- [Document extract]
Start
Neurodivergent anxiety - trained and then ingrained
The Anxiety set up
If you’re neurodivergent—autistic, ADHD, sensory sensitive, or processing the world in ways that don’t match the norm—and if you are also anxious, I am sad to say I’m not surprised. Anxiety seems to come with the territory for a number of reasons, and I don’t think it’s accidental or purely a matter of wiring.
Let’s talk about the structural forces that encourage anxiety as a strategy in neurodivergent people.
The Myth of the “Normal” Brain
Mainstream society is built for a narrow definition of how people should think, move, communicate, and interact. This so-called "normal" is not neutral—it’s shaped by cultural, colonial, and capitalist values like efficiency, control, politeness, emotional restraint, and constant productivity.
If your brain works differently—if you need time, clarity, flexibility, or space—you're often made to feel like you are the problem. Things are supposed to run smoothly along the norm without interruption. Interruptions become a threat to the system, and the system itself is rarely if ever questioned.
This isn’t just unfair. It’s harmful. People have inherent value and are not casualties or interruptions.
Five Ways Society Manufactures Anxiety in Neurodivergent People
1. Accommodations are judged as unfair or “too much”
When neurodivergent people ask for accommodations—extended time, sensory modifications, written communication, flexible deadlines—it’s common to be met with resistance or resentment. People question the legitimacy of your needs or suggest you’re getting special treatment.
This creates a chronic internal conflict: do I advocate for myself and risk rejection, or do I mask my needs and burn out?
This tension is a manufactured anxiety. It’s not inherent to you—it’s the result of a system that frames support as indulgence rather than equity. In fact, many of the accommodations are matters of design that would have benefits to many people and systems at large. They are sometimes costly, but often not. The fact that a neurodivergent friendly design is not the norm does not mean that such design is inferior or too much. What it does mean, is that people wanting a design that works well for them are burdened with requesting a change in the default order. This positions them as a nuisance.
2. Demands don’t relent
Many neurodivergent people have limited capacity for sustained focus, social interaction, or sensory input. But in a world that prizes or normalizes productivity, overwork, numbing to exhaustion, immediate responsiveness, and constant availability, you’re expected to keep going no matter what. This requires ignoring interoceptive signals that you are too tired, about to get sick, or doing something against your will. Such ongoing ignoring is training to your body - ignore what you feel, and follow what you are pressured to do.
The result? Chronic anxiety rooted in the fear of falling behind or being seen as less than. Not because you’re failing—but because the pace was never made for you.
3. Conventions are rarely explained
So many social rules—eye contact, small talk, tone of voice, meeting etiquette—are implicit. They're rarely taught explicitly, and when you don’t pick them up automatically, you risk being seen as rude, awkward, or off.
End
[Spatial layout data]
Start
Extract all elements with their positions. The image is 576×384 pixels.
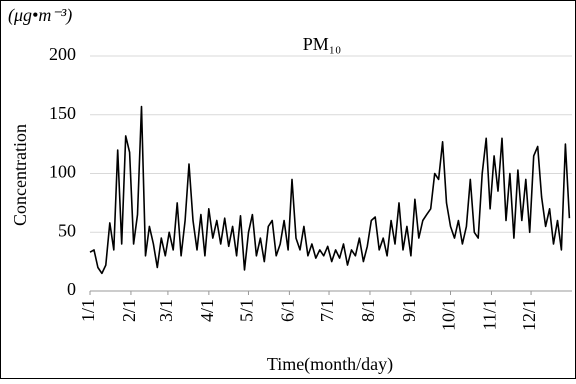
x-tick-label: 1/1 bbox=[78, 299, 98, 322]
y-tick-label: 100 bbox=[49, 162, 76, 182]
unit-label: (μg•m⁻³) bbox=[8, 5, 72, 26]
x-axis-label: Time(month/day) bbox=[267, 354, 393, 375]
y-tick-label: 0 bbox=[67, 279, 76, 299]
x-tick-label: 9/1 bbox=[399, 299, 419, 322]
x-tick-label: 8/1 bbox=[358, 299, 378, 322]
y-tick-label: 150 bbox=[49, 103, 76, 123]
x-tick-label: 2/1 bbox=[119, 299, 139, 322]
y-axis-label: Concentration bbox=[10, 124, 30, 226]
y-tick-label: 50 bbox=[58, 220, 76, 240]
x-tick-label: 10/1 bbox=[439, 299, 459, 331]
y-tick-label: 200 bbox=[49, 44, 76, 64]
x-tick-label: 3/1 bbox=[156, 299, 176, 322]
x-tick-label: 4/1 bbox=[197, 299, 217, 322]
x-tick-label: 11/1 bbox=[480, 299, 500, 330]
x-tick-label: 12/1 bbox=[519, 299, 539, 331]
x-tick-label: 6/1 bbox=[278, 299, 298, 322]
x-tick-label: 5/1 bbox=[237, 299, 257, 322]
x-tick-label: 7/1 bbox=[317, 299, 337, 322]
chart-title: PM₁₀ bbox=[303, 34, 342, 54]
line-series bbox=[89, 105, 571, 275]
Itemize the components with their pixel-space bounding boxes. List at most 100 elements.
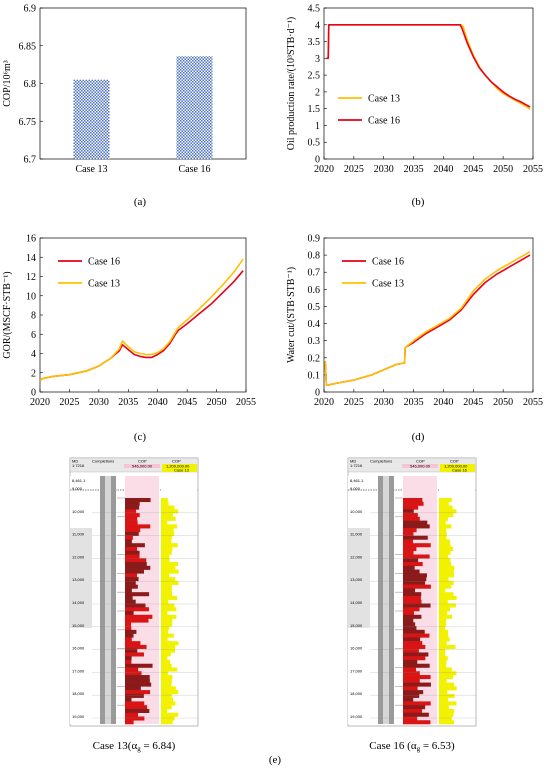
cop-bar	[403, 595, 421, 600]
cop-bar	[125, 690, 151, 695]
header-cop-range-2: 1,200,000.00	[166, 463, 190, 468]
y-tick-label: 16	[26, 234, 36, 245]
cop-bar-2	[161, 509, 179, 514]
cop-bar-2	[161, 652, 171, 657]
cop-bar	[125, 712, 139, 717]
cop-bar	[125, 516, 138, 521]
cop-bar	[125, 682, 152, 687]
y-tick-label: 0.8	[308, 251, 321, 262]
cop-bar-2	[161, 611, 168, 616]
cop-bar	[403, 675, 431, 680]
cop-bar	[125, 562, 147, 567]
cop-bar	[125, 663, 153, 668]
cop-bar-2	[161, 633, 174, 638]
y-tick-label: 8	[31, 311, 36, 322]
cop-bar-2	[161, 682, 172, 687]
cop-bar-2	[161, 577, 176, 582]
cop-bar	[403, 505, 419, 510]
cop-bar	[125, 641, 141, 646]
cop-bar	[125, 667, 139, 672]
cop-bar	[125, 652, 144, 657]
completion-core	[105, 476, 111, 724]
cop-bar-2	[161, 531, 175, 536]
cop-bar-2	[161, 543, 178, 548]
cop-bar-2	[161, 535, 172, 540]
cop-bar	[403, 498, 423, 503]
cop-bar-2	[439, 573, 455, 578]
chart-c: 0 2 4 6 8 10 12 14 16 GOR/(MSCF·STB⁻¹) 2020 2025 203…	[2, 234, 256, 409]
cop-bar-2	[161, 690, 179, 695]
cop-bar-2	[439, 667, 452, 672]
cop-bar	[125, 588, 132, 593]
cop-bar	[125, 686, 141, 691]
cop-bar-2	[439, 720, 455, 725]
y-tick-label: 0.6	[308, 285, 321, 296]
cop-bar-2	[439, 584, 452, 589]
cop-bar-2	[161, 720, 173, 725]
cop-bar	[403, 528, 417, 533]
depth-label: 12,000	[72, 554, 85, 559]
cop-bar	[125, 607, 150, 612]
cop-bar	[403, 678, 420, 683]
cop-bar-2	[439, 690, 448, 695]
cop-bar-2	[439, 520, 446, 525]
header-cop-bar-2	[440, 464, 475, 468]
y-tick-label: 4	[31, 349, 36, 360]
header-md: MD	[72, 459, 78, 464]
well-log-caption-left: Case 13(αg = 6.84)	[93, 740, 176, 753]
x-tick-label: 2020	[30, 397, 50, 408]
x-tick-label: 2040	[148, 397, 168, 408]
x-tick-label: 2045	[177, 397, 197, 408]
cop-bar-2	[161, 678, 172, 683]
cop-bar-2	[161, 626, 170, 631]
cop-bar	[125, 539, 132, 544]
cop-bar	[125, 708, 150, 713]
cop-bar	[125, 531, 139, 536]
x-tick-label: 2050	[493, 397, 513, 408]
cop-bar	[403, 656, 426, 661]
header-md-unit: 1:7216	[350, 463, 363, 468]
cop-bar	[125, 599, 136, 604]
depth-label: 18,000	[350, 691, 363, 696]
y-tick-label: 6.7	[24, 155, 37, 166]
x-tick-label: Case 16	[179, 164, 211, 175]
header-cop-range: 546,000.00	[410, 463, 431, 468]
cop-bar-2	[161, 693, 172, 698]
cop-bar-2	[439, 509, 457, 514]
depth-label: 17,000	[350, 668, 363, 673]
y-tick-label: 12	[26, 272, 36, 283]
depth-label: 17,000	[72, 668, 85, 673]
cop-bar	[403, 663, 430, 668]
cop-bar	[403, 618, 414, 623]
cop-bar	[125, 656, 132, 661]
cop-bar	[403, 546, 417, 552]
header-case: Case 16	[452, 467, 468, 472]
header-cop-bar	[402, 464, 438, 468]
cop-bar	[403, 543, 431, 548]
series-line	[326, 23, 531, 108]
y-tick-label: 0.5	[308, 302, 321, 313]
chart-a: 6.7 6.75 6.8 6.85 6.9 COP/10⁶m³ Case 13 Case 16	[2, 4, 247, 175]
cop-bar	[125, 629, 137, 634]
cop-bar	[125, 558, 147, 563]
y-tick-label: 1.5	[308, 104, 321, 115]
cop-bar-2	[161, 584, 172, 589]
cop-bar	[403, 693, 420, 698]
cop-bar-2	[439, 554, 449, 559]
cop-bar-2	[439, 546, 454, 552]
series-line	[326, 23, 531, 110]
cop-bar	[403, 633, 430, 638]
cop-bar-2	[439, 516, 449, 521]
cop-bar-2	[439, 535, 447, 540]
cop-bar-2	[161, 603, 175, 608]
panel-label-a: (a)	[134, 196, 147, 208]
bar	[176, 56, 213, 159]
depth-label: 15,000	[350, 623, 363, 628]
cop-bar	[125, 546, 138, 552]
cop-bar	[403, 562, 423, 567]
cop-bar-2	[439, 569, 454, 574]
cop-bar-2	[161, 524, 178, 529]
depth-label: 11,000	[72, 532, 85, 537]
cop-bar	[403, 641, 423, 646]
cop-bar-2	[439, 682, 455, 687]
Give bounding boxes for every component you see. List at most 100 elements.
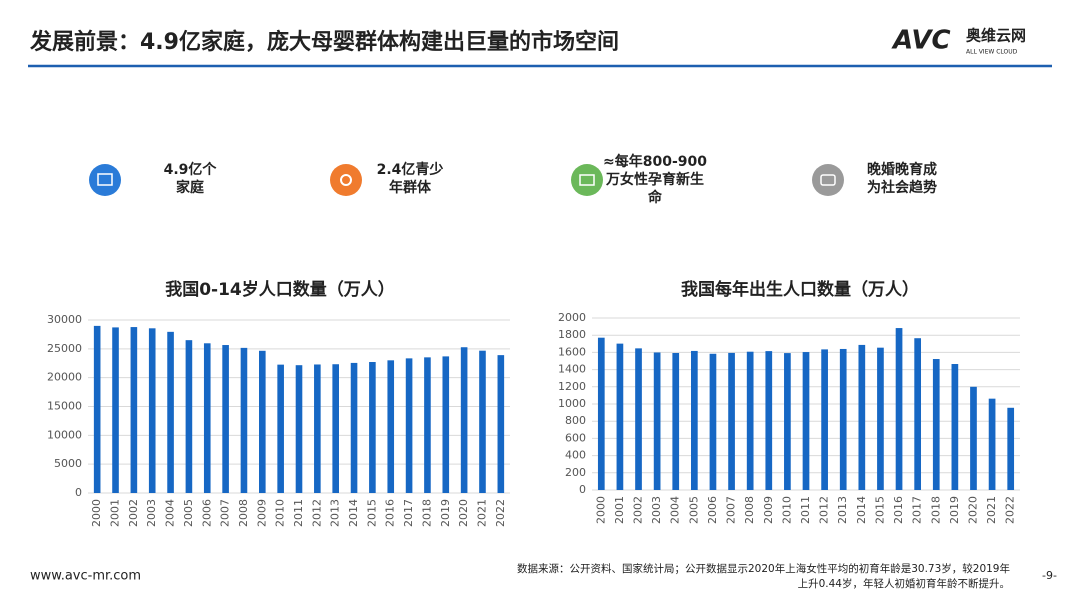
End
- [Objective 1]
Answer these questions about the article on neurodivergent anxiety:
(a) According to the article, which three kinds of values shape the so-called "normal"?
(b) Which accommodations does the article list as examples that neurodivergent people ask for?
(c) Which social rules does the article name as implicit?
- [Objective 2] Set out the rows as a numbered list, from the first line of the rows up to and including the line containing "Itemize the components". Leave out the pictures.

- [Complete answer 1]
(a) Cultural, colonial, and capitalist values.
(b) Extended time, sensory modifications, written communication, and flexible deadlines.
(c) Eye contact, small talk, tone of voice, and meeting etiquette.

- [Complete answer 2]
1. Extract all elements with their positions. The image is 576×384 pixels.
2. x-tick-label: 1/1 bbox=[78, 299, 98, 322]
3. y-tick-label: 100 bbox=[49, 162, 76, 182]
4. unit-label: (μg•m⁻³) bbox=[8, 5, 72, 26]
5. x-axis-label: Time(month/day) bbox=[267, 354, 393, 375]
6. y-tick-label: 0 bbox=[67, 279, 76, 299]
7. x-tick-label: 9/1 bbox=[399, 299, 419, 322]
8. x-tick-label: 8/1 bbox=[358, 299, 378, 322]
9. y-tick-label: 150 bbox=[49, 103, 76, 123]
10. x-tick-label: 2/1 bbox=[119, 299, 139, 322]
11. y-axis-label: Concentration bbox=[10, 124, 30, 226]
12. y-tick-label: 50 bbox=[58, 220, 76, 240]
13. x-tick-label: 10/1 bbox=[439, 299, 459, 331]
14. y-tick-label: 200 bbox=[49, 44, 76, 64]
15. x-tick-label: 3/1 bbox=[156, 299, 176, 322]
16. x-tick-label: 4/1 bbox=[197, 299, 217, 322]
17. x-tick-label: 11/1 bbox=[480, 299, 500, 330]
18. x-tick-label: 12/1 bbox=[519, 299, 539, 331]
19. x-tick-label: 6/1 bbox=[278, 299, 298, 322]
20. x-tick-label: 5/1 bbox=[237, 299, 257, 322]
21. x-tick-label: 7/1 bbox=[317, 299, 337, 322]
22. chart-title: PM₁₀ bbox=[303, 34, 342, 54]
23. line-series bbox=[89, 105, 571, 275]
24. Itemize the components with their pixel-space bounding boxes. List at most 100 elements.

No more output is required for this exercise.